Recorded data
[BEGIN]
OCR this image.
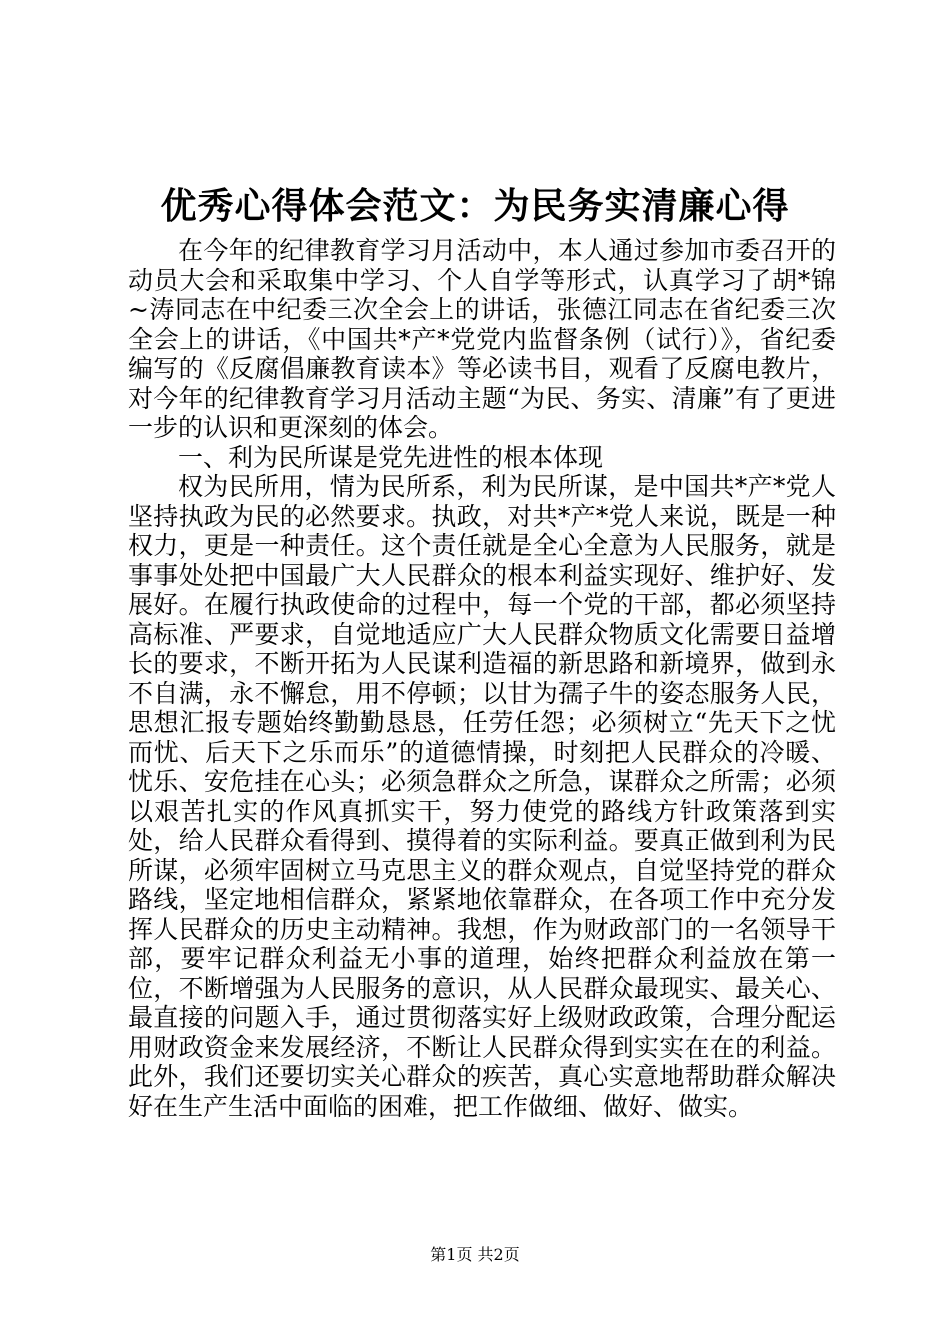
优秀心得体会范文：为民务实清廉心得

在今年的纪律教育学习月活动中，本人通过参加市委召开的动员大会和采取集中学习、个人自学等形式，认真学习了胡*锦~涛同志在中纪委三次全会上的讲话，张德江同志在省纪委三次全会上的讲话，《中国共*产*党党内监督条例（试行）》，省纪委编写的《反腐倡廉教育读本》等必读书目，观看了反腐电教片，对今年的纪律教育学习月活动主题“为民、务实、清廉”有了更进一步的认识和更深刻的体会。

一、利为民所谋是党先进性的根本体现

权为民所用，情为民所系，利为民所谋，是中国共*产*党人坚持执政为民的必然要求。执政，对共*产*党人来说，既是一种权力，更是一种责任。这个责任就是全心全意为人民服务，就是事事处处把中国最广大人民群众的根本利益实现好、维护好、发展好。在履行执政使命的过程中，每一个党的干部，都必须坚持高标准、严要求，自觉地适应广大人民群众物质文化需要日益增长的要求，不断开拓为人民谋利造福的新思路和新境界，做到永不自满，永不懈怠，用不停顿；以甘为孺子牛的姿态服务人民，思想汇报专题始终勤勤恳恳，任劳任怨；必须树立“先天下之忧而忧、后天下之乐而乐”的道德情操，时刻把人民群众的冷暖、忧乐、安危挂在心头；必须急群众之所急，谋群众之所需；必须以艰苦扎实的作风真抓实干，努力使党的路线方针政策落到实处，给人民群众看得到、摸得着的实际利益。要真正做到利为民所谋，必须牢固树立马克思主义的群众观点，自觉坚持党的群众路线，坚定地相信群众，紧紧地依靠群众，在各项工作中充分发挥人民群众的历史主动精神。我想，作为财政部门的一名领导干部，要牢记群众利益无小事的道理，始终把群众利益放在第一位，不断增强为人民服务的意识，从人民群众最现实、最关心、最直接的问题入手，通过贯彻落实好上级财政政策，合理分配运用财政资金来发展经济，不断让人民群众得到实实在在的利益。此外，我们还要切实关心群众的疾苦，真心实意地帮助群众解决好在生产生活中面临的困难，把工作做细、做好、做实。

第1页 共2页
[END]
[BEGIN]
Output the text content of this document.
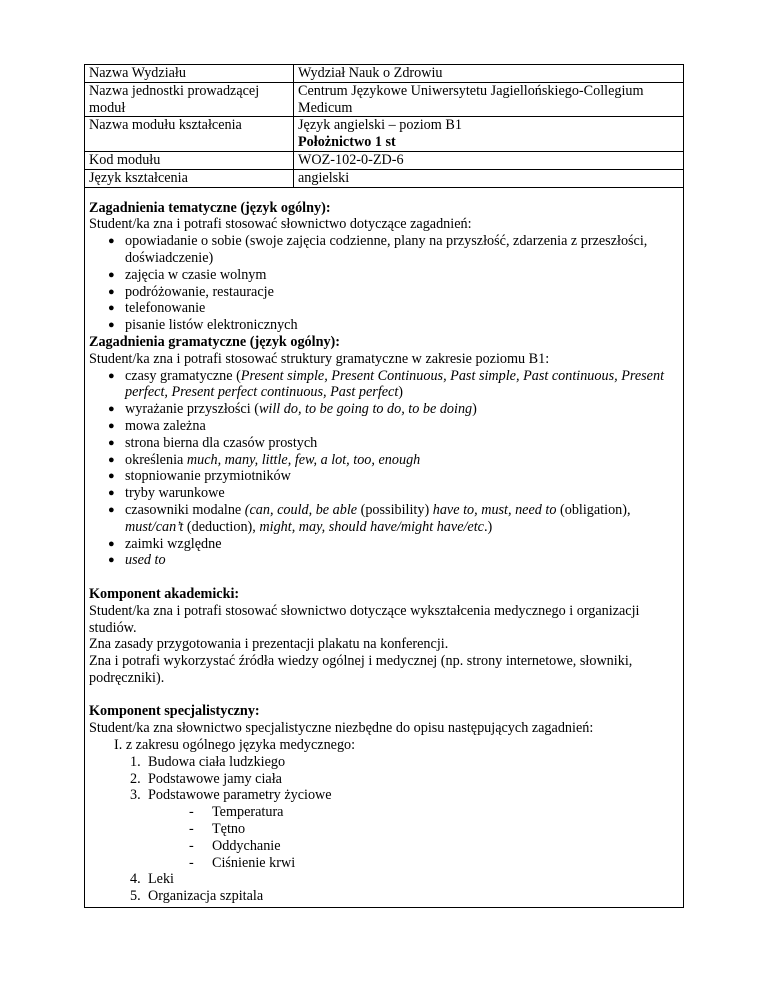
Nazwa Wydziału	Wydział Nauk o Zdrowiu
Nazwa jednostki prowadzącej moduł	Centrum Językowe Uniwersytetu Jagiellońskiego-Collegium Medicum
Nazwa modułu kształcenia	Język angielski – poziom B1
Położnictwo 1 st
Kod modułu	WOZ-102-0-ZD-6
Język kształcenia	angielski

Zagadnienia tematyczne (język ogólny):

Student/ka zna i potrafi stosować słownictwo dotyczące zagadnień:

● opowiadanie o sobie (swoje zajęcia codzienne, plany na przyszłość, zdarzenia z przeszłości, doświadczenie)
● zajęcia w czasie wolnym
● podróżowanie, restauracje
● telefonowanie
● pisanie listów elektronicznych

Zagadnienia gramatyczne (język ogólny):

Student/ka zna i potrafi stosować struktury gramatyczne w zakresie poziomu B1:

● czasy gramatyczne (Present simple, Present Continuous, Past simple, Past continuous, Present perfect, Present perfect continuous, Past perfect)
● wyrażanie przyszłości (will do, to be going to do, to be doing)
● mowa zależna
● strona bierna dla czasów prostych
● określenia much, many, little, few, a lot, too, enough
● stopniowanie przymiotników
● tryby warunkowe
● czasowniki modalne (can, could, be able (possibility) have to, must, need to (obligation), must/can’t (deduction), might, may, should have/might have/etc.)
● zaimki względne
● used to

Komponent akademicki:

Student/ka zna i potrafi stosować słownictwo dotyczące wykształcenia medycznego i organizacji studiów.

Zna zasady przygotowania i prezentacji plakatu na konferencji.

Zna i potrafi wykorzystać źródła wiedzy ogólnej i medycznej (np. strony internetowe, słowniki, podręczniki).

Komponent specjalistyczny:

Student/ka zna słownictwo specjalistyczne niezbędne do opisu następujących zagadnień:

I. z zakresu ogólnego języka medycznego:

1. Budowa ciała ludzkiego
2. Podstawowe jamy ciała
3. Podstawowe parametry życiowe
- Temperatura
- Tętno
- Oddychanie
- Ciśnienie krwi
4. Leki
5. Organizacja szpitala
[END]
Directive: Copy each line above containing the string "modułu".

Final result:
Nazwa modułu kształcenia	Język angielski – poziom B1
Kod modułu	WOZ-102-0-ZD-6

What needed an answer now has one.